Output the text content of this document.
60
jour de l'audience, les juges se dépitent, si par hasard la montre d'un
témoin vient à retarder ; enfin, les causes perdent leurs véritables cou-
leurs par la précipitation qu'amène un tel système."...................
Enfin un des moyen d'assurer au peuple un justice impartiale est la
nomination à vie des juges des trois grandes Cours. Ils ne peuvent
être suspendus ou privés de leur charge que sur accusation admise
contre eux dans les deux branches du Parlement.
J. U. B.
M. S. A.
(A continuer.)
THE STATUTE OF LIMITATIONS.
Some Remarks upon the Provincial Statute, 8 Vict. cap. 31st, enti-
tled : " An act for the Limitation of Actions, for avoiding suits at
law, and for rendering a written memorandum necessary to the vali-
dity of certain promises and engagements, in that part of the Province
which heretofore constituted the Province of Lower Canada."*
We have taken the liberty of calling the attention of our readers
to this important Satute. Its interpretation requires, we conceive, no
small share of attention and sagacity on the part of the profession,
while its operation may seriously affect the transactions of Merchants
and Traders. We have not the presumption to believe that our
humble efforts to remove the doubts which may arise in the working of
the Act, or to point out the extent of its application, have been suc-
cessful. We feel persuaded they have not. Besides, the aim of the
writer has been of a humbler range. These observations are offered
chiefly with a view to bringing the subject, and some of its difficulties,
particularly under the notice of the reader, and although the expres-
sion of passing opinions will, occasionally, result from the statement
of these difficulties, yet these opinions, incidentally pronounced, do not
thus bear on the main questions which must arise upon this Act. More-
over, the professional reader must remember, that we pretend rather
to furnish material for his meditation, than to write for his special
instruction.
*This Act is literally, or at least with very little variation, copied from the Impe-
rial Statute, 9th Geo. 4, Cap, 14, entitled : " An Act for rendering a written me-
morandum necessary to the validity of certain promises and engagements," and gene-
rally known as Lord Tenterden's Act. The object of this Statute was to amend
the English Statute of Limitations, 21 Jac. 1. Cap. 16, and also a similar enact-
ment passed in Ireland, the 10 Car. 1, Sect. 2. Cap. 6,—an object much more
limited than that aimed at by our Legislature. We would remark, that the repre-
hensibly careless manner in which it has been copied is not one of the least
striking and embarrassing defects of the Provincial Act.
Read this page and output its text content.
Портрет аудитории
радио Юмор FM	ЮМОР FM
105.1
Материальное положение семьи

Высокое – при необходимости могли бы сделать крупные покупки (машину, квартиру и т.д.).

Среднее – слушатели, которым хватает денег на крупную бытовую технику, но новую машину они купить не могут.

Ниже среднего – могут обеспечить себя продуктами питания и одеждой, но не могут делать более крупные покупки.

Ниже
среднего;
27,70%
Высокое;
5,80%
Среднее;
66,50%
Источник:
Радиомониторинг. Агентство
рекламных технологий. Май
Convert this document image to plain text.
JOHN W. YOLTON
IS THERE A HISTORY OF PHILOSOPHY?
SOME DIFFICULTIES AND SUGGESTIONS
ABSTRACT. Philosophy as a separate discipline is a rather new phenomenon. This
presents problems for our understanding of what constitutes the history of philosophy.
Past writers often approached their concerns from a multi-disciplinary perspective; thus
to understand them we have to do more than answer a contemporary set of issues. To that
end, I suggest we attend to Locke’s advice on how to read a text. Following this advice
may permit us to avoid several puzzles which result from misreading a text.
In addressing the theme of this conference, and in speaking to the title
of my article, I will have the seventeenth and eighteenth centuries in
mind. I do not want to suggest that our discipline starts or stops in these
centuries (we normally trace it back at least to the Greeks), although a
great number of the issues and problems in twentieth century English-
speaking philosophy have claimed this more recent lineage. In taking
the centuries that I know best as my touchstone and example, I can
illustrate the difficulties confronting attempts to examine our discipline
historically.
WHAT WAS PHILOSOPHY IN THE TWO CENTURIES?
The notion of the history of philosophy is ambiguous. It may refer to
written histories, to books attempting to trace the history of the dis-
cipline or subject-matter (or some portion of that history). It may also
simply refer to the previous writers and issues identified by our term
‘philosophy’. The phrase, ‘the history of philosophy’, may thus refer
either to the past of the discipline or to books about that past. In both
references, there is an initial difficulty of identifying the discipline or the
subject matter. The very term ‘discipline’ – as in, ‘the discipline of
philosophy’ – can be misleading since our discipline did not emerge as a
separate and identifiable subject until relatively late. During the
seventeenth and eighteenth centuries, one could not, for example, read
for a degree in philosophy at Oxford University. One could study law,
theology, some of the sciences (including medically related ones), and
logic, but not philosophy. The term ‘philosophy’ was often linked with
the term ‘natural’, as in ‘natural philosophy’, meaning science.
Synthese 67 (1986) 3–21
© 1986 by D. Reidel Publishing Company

◇ ◇ ◇ ◇ ◇

Exercise brief:
Search the listing for the string "покупки". Copy each line where it turns up.

Full solution:
Высокое – при необходимости могли бы сделать крупные покупки (машину, квартиру и т.д.).
Ниже среднего – могут обеспечить себя продуктами питания и одеждой, но не могут делать более крупные покупки.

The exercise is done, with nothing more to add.